AIM OF THE TASK: Copy the student loan article between "Sablan announced in" and "payments several times.", inclusive, substituting "bulletin" for "newsletter".

PASSAGE TO READ Start Marker

Federal student loan borrowers will not have to make payments until the end of August 2023, according to Delegate Gregorio Kilili C. Sablan (D-MP) yesterday.
Sablan announced in his e-kilili newsletter that the U.S. Department of Education announced Tuesday that if President Joe Biden’s student loan forgiveness has not been implemented and Republican lawsuits have not been resolved by June 30, 2023, payments will resume 60 days after that.
He disclosed that, along with his congressional colleagues, he urged the Education secretary to extend the pause on federal student loan payments several times.
“I welcome this news since extending the pause will reduce the financial shock of resumed payments, collections, and interest to Marianas borrowers, particularly those who qualify for and expect to receive student loan forgiveness,” Sablan said.
According to the U.S. Department of Education, the extension will alleviate uncertainty for borrowers as the Biden administration asks the U.S. Supreme Court to review the lower court orders that are preventing the department from providing debt relief of tens of millions of Americans.
U.S. Education Secretary Miguel Cardona said that callous efforts to block student debt relief in the courts have caused tremendous financial uncertainty for millions of borrowers who cannot set their family budgets or even plan for the holidays without a clear picture of their student debt obligations, “and it’s just plain wrong.”
On Aug. 24, 2022, Biden and Cardona announced plans to provide targeted student debt relief to borrowers with loans held by the Department of Education. Borrowers with annual income during the COVID-19 pandemic of under $125,000 (for individuals) or under $250,000 (for married couples or heads of households) who received a Pell Grant in college would be eligible for up to $20,000 in debt cancellation.
To date, the Department of Education said, over 26 million people have provided the department with the necessary information to be considered for debt relief, and 16 million borrowers have been approved.
But court orders are blocking the department from discharging student loan debt and accepting additional applications. Six Republican-led states filed a lawsuit last September, asserting that the Biden administration has overstepped its authority by creating such forgiveness program without going through Congress. They requested the court to stop the federal government from canceling any debt as the case proceeds.
Last month, ruling that the states lacked the standing to bring the lawsuit, U.S. District Judge Henry E. Autrey of the Eastern District of Missouri denied Republican-led states to block the administration from moving forward with the forgiveness program.
The six states then appealed the court’s ruling to the Eighth U.S. Circuit of Appeals, which recently issued a nationwide injunction temporarily preventing the administration’s student loan debt relief program.
Last week, the Department of Justice requested that the Supreme Court lift the lower court’s injunction against the program and suggested that if the court does not do so, it could take up the student debt relief case, to give borrowers the clarity and relief they are depending on.

PASSAGE TO READ End Marker
SOURCE MATERIAL Start Marker

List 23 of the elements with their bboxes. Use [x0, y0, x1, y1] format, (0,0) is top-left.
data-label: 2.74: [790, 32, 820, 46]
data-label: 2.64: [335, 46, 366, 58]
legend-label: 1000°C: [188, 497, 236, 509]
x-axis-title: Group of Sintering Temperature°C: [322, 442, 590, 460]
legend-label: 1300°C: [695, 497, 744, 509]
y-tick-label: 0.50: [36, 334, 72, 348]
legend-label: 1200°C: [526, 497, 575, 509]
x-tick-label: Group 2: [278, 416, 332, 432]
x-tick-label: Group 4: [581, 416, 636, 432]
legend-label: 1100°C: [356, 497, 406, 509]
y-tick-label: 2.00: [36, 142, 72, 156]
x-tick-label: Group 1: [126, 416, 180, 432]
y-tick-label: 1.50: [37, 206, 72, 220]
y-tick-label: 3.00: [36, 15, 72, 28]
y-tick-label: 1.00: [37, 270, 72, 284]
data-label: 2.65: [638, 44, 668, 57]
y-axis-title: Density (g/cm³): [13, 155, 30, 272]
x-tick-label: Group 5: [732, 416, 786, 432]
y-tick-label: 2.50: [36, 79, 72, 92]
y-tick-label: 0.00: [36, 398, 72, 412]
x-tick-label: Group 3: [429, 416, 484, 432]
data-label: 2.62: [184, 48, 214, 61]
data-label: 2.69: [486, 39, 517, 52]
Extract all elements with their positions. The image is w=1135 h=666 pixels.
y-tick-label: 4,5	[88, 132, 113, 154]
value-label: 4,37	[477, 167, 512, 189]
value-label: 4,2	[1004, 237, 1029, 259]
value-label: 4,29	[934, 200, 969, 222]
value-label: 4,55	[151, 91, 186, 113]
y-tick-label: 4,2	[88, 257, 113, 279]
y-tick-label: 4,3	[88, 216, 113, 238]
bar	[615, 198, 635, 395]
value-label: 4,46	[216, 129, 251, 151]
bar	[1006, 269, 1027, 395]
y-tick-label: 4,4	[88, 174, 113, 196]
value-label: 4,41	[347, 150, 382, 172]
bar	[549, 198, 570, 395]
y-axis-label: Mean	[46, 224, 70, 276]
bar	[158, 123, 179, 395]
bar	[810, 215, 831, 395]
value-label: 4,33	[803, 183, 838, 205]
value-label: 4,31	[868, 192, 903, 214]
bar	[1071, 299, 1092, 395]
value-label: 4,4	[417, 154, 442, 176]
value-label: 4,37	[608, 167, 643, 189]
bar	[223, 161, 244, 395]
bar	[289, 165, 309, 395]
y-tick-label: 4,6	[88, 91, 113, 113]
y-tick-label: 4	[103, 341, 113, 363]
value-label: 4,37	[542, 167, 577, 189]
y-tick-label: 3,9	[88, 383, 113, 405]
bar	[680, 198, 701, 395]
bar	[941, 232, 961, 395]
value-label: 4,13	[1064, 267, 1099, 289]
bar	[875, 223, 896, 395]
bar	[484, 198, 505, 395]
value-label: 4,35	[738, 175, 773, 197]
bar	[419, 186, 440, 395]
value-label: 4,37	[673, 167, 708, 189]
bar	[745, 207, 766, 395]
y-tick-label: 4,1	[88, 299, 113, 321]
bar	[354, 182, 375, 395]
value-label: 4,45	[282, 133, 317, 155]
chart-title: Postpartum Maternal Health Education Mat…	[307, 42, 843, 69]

SOURCE MATERIAL End Marker

WRITTEN RESPONSE:
Sablan announced in his e-kilili bulletin that the U.S. Department of Education announced Tuesday that if President Joe Biden’s student loan forgiveness has not been implemented and Republican lawsuits have not been resolved by June 30, 2023, payments will resume 60 days after that.
He disclosed that, along with his congressional colleagues, he urged the Education secretary to extend the pause on federal student loan payments several times.